**GIVEN EXERCISE:** Repeat the whole listing exactly.

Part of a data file
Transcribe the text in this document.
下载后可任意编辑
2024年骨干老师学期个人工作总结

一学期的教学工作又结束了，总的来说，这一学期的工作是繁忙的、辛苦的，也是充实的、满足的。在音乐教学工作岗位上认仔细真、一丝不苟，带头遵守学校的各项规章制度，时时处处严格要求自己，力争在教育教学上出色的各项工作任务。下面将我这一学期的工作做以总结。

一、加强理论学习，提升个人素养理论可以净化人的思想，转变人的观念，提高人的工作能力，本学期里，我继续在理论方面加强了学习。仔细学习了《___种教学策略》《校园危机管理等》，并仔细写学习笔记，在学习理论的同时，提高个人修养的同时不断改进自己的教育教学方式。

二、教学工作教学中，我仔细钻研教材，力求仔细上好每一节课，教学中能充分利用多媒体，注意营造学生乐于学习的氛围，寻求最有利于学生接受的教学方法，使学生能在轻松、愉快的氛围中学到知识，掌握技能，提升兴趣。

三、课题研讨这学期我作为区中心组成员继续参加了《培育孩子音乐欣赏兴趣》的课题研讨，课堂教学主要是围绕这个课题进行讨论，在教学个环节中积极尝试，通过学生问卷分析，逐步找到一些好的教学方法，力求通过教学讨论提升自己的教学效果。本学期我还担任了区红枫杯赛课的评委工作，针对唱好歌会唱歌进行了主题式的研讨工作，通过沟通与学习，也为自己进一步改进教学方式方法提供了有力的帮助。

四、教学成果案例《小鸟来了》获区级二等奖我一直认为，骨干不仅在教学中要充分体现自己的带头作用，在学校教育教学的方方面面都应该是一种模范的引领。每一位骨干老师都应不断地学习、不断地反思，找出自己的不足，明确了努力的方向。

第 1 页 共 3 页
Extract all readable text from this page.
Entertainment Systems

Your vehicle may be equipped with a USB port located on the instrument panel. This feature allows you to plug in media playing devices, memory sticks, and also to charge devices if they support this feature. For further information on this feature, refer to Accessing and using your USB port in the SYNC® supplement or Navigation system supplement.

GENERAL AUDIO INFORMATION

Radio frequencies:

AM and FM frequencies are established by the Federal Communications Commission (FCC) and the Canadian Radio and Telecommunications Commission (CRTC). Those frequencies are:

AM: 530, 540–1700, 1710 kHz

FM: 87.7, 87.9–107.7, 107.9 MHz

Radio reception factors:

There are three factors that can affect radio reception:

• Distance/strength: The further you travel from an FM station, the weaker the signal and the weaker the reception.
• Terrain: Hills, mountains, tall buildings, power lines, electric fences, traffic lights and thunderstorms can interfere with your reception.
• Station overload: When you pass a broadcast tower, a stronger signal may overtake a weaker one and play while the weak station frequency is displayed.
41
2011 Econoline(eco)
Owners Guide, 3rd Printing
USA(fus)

**TASK RESPONSE:**
Transcribe the text in this document.
下载后可任意编辑
2024年骨干老师学期个人工作总结

一学期的教学工作又结束了，总的来说，这一学期的工作是繁忙的、辛苦的，也是充实的、满足的。在音乐教学工作岗位上认仔细真、一丝不苟，带头遵守学校的各项规章制度，时时处处严格要求自己，力争在教育教学上出色的各项工作任务。下面将我这一学期的工作做以总结。

一、加强理论学习，提升个人素养理论可以净化人的思想，转变人的观念，提高人的工作能力，本学期里，我继续在理论方面加强了学习。仔细学习了《___种教学策略》《校园危机管理等》，并仔细写学习笔记，在学习理论的同时，提高个人修养的同时不断改进自己的教育教学方式。

二、教学工作教学中，我仔细钻研教材，力求仔细上好每一节课，教学中能充分利用多媒体，注意营造学生乐于学习的氛围，寻求最有利于学生接受的教学方法，使学生能在轻松、愉快的氛围中学到知识，掌握技能，提升兴趣。

三、课题研讨这学期我作为区中心组成员继续参加了《培育孩子音乐欣赏兴趣》的课题研讨，课堂教学主要是围绕这个课题进行讨论，在教学个环节中积极尝试，通过学生问卷分析，逐步找到一些好的教学方法，力求通过教学讨论提升自己的教学效果。本学期我还担任了区红枫杯赛课的评委工作，针对唱好歌会唱歌进行了主题式的研讨工作，通过沟通与学习，也为自己进一步改进教学方式方法提供了有力的帮助。

四、教学成果案例《小鸟来了》获区级二等奖我一直认为，骨干不仅在教学中要充分体现自己的带头作用，在学校教育教学的方方面面都应该是一种模范的引领。每一位骨干老师都应不断地学习、不断地反思，找出自己的不足，明确了努力的方向。

第 1 页 共 3 页
Extract all readable text from this page.
Entertainment Systems

Your vehicle may be equipped with a USB port located on the instrument panel. This feature allows you to plug in media playing devices, memory sticks, and also to charge devices if they support this feature. For further information on this feature, refer to Accessing and using your USB port in the SYNC® supplement or Navigation system supplement.

GENERAL AUDIO INFORMATION

Radio frequencies:

AM and FM frequencies are established by the Federal Communications Commission (FCC) and the Canadian Radio and Telecommunications Commission (CRTC). Those frequencies are:

AM: 530, 540–1700, 1710 kHz

FM: 87.7, 87.9–107.7, 107.9 MHz

Radio reception factors:

There are three factors that can affect radio reception:

• Distance/strength: The further you travel from an FM station, the weaker the signal and the weaker the reception.
• Terrain: Hills, mountains, tall buildings, power lines, electric fences, traffic lights and thunderstorms can interfere with your reception.
• Station overload: When you pass a broadcast tower, a stronger signal may overtake a weaker one and play while the weak station frequency is displayed.
41
2011 Econoline(eco)
Owners Guide, 3rd Printing
USA(fus)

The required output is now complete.